**WHAT THE EXERCISE ASKS:**
Without the pictures, copy all the entries below exactly.

(Records excerpted from a collection)
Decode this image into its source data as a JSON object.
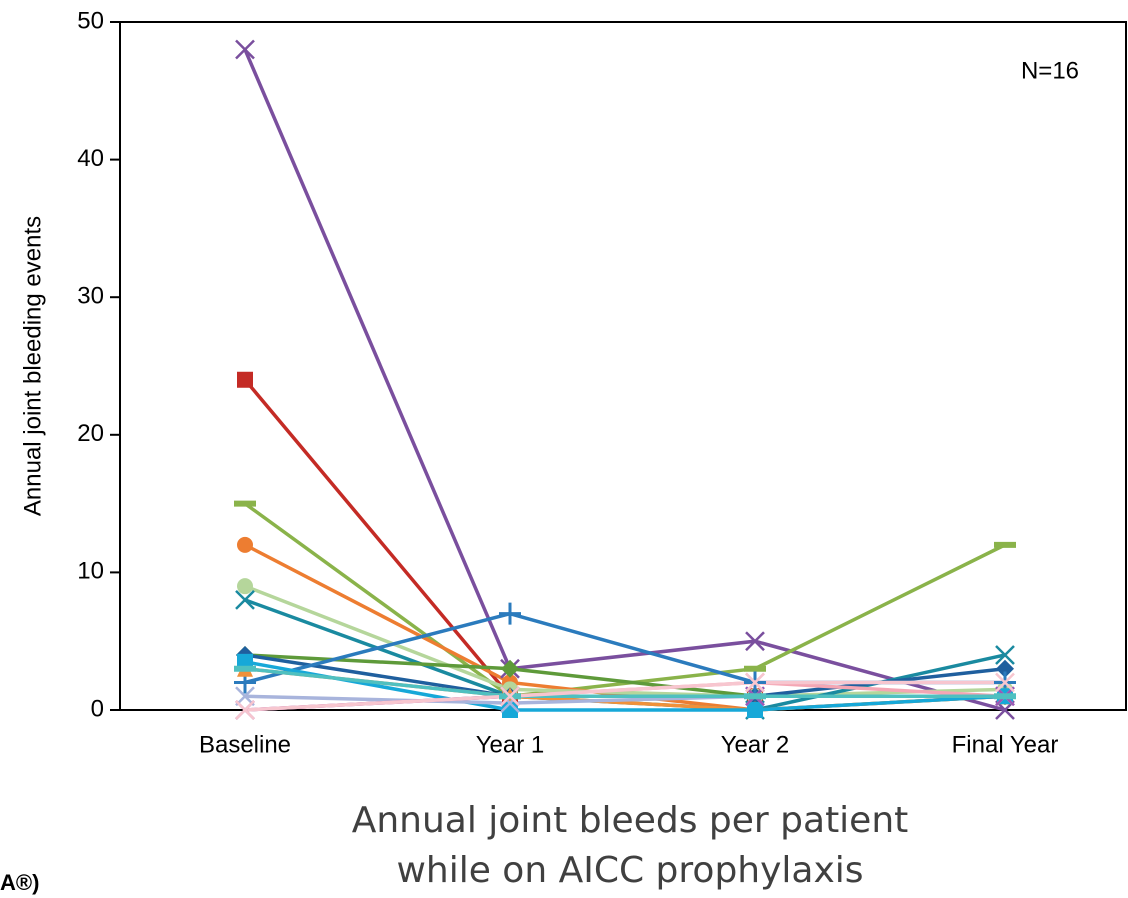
{
  "chart_data": {
    "type": "line",
    "y_label": "Annual joint bleeding events",
    "x_label": [
      "Annual joint bleeds per patient",
      "while on AICC prophylaxis"
    ],
    "annotation": "N=16",
    "footnote": "A®)",
    "categories": [
      "Baseline",
      "Year 1",
      "Year 2",
      "Final Year"
    ],
    "ylim": [
      0,
      50
    ],
    "yticks": [
      0,
      10,
      20,
      30,
      40,
      50
    ],
    "grid": false,
    "series": [
      {
        "color": "#7a4f9e",
        "marker": "x",
        "values": [
          48,
          3,
          5,
          0
        ]
      },
      {
        "color": "#c42b25",
        "marker": "square",
        "values": [
          24,
          1,
          1,
          1
        ]
      },
      {
        "color": "#8ab34a",
        "marker": "dash",
        "values": [
          15,
          1,
          3,
          12
        ]
      },
      {
        "color": "#ed7d31",
        "marker": "circle",
        "values": [
          12,
          2,
          0,
          1
        ]
      },
      {
        "color": "#b5d69b",
        "marker": "circle",
        "values": [
          9,
          1.5,
          1,
          1.5
        ]
      },
      {
        "color": "#1a8aa0",
        "marker": "x",
        "values": [
          8,
          1,
          0,
          4
        ]
      },
      {
        "color": "#5e9a3a",
        "marker": "diamond",
        "values": [
          4,
          3,
          1,
          1
        ]
      },
      {
        "color": "#1f5f9e",
        "marker": "diamond",
        "values": [
          4,
          1,
          1,
          3
        ]
      },
      {
        "color": "#2b7bbd",
        "marker": "plus",
        "values": [
          2,
          7,
          2,
          2
        ]
      },
      {
        "color": "#f0913a",
        "marker": "triangle",
        "values": [
          3,
          1,
          0,
          1
        ]
      },
      {
        "color": "#17a8d8",
        "marker": "square",
        "values": [
          3.5,
          0,
          0,
          1
        ]
      },
      {
        "color": "#a8b4dc",
        "marker": "x",
        "values": [
          1,
          0.5,
          1,
          1
        ]
      },
      {
        "color": "#f4a6b4",
        "marker": "x",
        "values": [
          0,
          1,
          2,
          1
        ]
      },
      {
        "color": "#9b59b6",
        "marker": "x",
        "values": [
          0,
          1,
          1,
          1
        ]
      },
      {
        "color": "#4fc0c0",
        "marker": "dash",
        "values": [
          3,
          1,
          1,
          1
        ]
      },
      {
        "color": "#f7c6cf",
        "marker": "x",
        "values": [
          0,
          1,
          2,
          2
        ]
      }
    ]
  }
}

**SOLVED EXERCISE:**
Decode this image into its source data as a JSON object.
{
  "chart_data": {
    "type": "line",
    "y_label": "Annual joint bleeding events",
    "x_label": [
      "Annual joint bleeds per patient",
      "while on AICC prophylaxis"
    ],
    "annotation": "N=16",
    "footnote": "A®)",
    "categories": [
      "Baseline",
      "Year 1",
      "Year 2",
      "Final Year"
    ],
    "ylim": [
      0,
      50
    ],
    "yticks": [
      0,
      10,
      20,
      30,
      40,
      50
    ],
    "grid": false,
    "series": [
      {
        "color": "#7a4f9e",
        "marker": "x",
        "values": [
          48,
          3,
          5,
          0
        ]
      },
      {
        "color": "#c42b25",
        "marker": "square",
        "values": [
          24,
          1,
          1,
          1
        ]
      },
      {
        "color": "#8ab34a",
        "marker": "dash",
        "values": [
          15,
          1,
          3,
          12
        ]
      },
      {
        "color": "#ed7d31",
        "marker": "circle",
        "values": [
          12,
          2,
          0,
          1
        ]
      },
      {
        "color": "#b5d69b",
        "marker": "circle",
        "values": [
          9,
          1.5,
          1,
          1.5
        ]
      },
      {
        "color": "#1a8aa0",
        "marker": "x",
        "values": [
          8,
          1,
          0,
          4
        ]
      },
      {
        "color": "#5e9a3a",
        "marker": "diamond",
        "values": [
          4,
          3,
          1,
          1
        ]
      },
      {
        "color": "#1f5f9e",
        "marker": "diamond",
        "values": [
          4,
          1,
          1,
          3
        ]
      },
      {
        "color": "#2b7bbd",
        "marker": "plus",
        "values": [
          2,
          7,
          2,
          2
        ]
      },
      {
        "color": "#f0913a",
        "marker": "triangle",
        "values": [
          3,
          1,
          0,
          1
        ]
      },
      {
        "color": "#17a8d8",
        "marker": "square",
        "values": [
          3.5,
          0,
          0,
          1
        ]
      },
      {
        "color": "#a8b4dc",
        "marker": "x",
        "values": [
          1,
          0.5,
          1,
          1
        ]
      },
      {
        "color": "#f4a6b4",
        "marker": "x",
        "values": [
          0,
          1,
          2,
          1
        ]
      },
      {
        "color": "#9b59b6",
        "marker": "x",
        "values": [
          0,
          1,
          1,
          1
        ]
      },
      {
        "color": "#4fc0c0",
        "marker": "dash",
        "values": [
          3,
          1,
          1,
          1
        ]
      },
      {
        "color": "#f7c6cf",
        "marker": "x",
        "values": [
          0,
          1,
          2,
          2
        ]
      }
    ]
  }
}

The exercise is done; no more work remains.